Every entry must be copied word for word.

━━━ Extracted records

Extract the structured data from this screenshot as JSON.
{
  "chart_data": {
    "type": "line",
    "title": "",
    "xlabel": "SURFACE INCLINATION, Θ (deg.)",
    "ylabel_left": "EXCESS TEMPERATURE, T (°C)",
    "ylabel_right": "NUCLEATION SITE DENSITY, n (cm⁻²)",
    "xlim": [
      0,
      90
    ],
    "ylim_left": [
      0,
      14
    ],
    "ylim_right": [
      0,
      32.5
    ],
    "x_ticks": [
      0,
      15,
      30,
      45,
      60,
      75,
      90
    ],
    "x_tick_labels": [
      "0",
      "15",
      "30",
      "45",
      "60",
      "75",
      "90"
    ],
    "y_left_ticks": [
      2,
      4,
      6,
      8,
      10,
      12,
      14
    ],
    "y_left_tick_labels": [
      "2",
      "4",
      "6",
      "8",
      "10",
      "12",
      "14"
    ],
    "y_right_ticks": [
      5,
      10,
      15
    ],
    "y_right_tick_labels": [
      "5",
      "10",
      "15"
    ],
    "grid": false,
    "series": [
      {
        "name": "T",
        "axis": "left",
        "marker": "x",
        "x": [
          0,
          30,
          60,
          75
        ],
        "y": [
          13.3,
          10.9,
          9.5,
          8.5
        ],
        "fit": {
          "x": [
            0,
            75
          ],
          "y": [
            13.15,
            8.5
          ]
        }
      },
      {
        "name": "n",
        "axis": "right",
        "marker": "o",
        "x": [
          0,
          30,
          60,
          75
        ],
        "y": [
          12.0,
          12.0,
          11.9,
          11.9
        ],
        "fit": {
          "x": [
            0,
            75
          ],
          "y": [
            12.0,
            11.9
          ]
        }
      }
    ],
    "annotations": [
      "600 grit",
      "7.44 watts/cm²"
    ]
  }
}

━━━━━━

Task output |
Extract the structured data from this screenshot as JSON.
{
  "chart_data": {
    "type": "line",
    "title": "",
    "xlabel": "SURFACE INCLINATION, Θ (deg.)",
    "ylabel_left": "EXCESS TEMPERATURE, T (°C)",
    "ylabel_right": "NUCLEATION SITE DENSITY, n (cm⁻²)",
    "xlim": [
      0,
      90
    ],
    "ylim_left": [
      0,
      14
    ],
    "ylim_right": [
      0,
      32.5
    ],
    "x_ticks": [
      0,
      15,
      30,
      45,
      60,
      75,
      90
    ],
    "x_tick_labels": [
      "0",
      "15",
      "30",
      "45",
      "60",
      "75",
      "90"
    ],
    "y_left_ticks": [
      2,
      4,
      6,
      8,
      10,
      12,
      14
    ],
    "y_left_tick_labels": [
      "2",
      "4",
      "6",
      "8",
      "10",
      "12",
      "14"
    ],
    "y_right_ticks": [
      5,
      10,
      15
    ],
    "y_right_tick_labels": [
      "5",
      "10",
      "15"
    ],
    "grid": false,
    "series": [
      {
        "name": "T",
        "axis": "left",
        "marker": "x",
        "x": [
          0,
          30,
          60,
          75
        ],
        "y": [
          13.3,
          10.9,
          9.5,
          8.5
        ],
        "fit": {
          "x": [
            0,
            75
          ],
          "y": [
            13.15,
            8.5
          ]
        }
      },
      {
        "name": "n",
        "axis": "right",
        "marker": "o",
        "x": [
          0,
          30,
          60,
          75
        ],
        "y": [
          12.0,
          12.0,
          11.9,
          11.9
        ],
        "fit": {
          "x": [
            0,
            75
          ],
          "y": [
            12.0,
            11.9
          ]
        }
      }
    ],
    "annotations": [
      "600 grit",
      "7.44 watts/cm²"
    ]
  }
}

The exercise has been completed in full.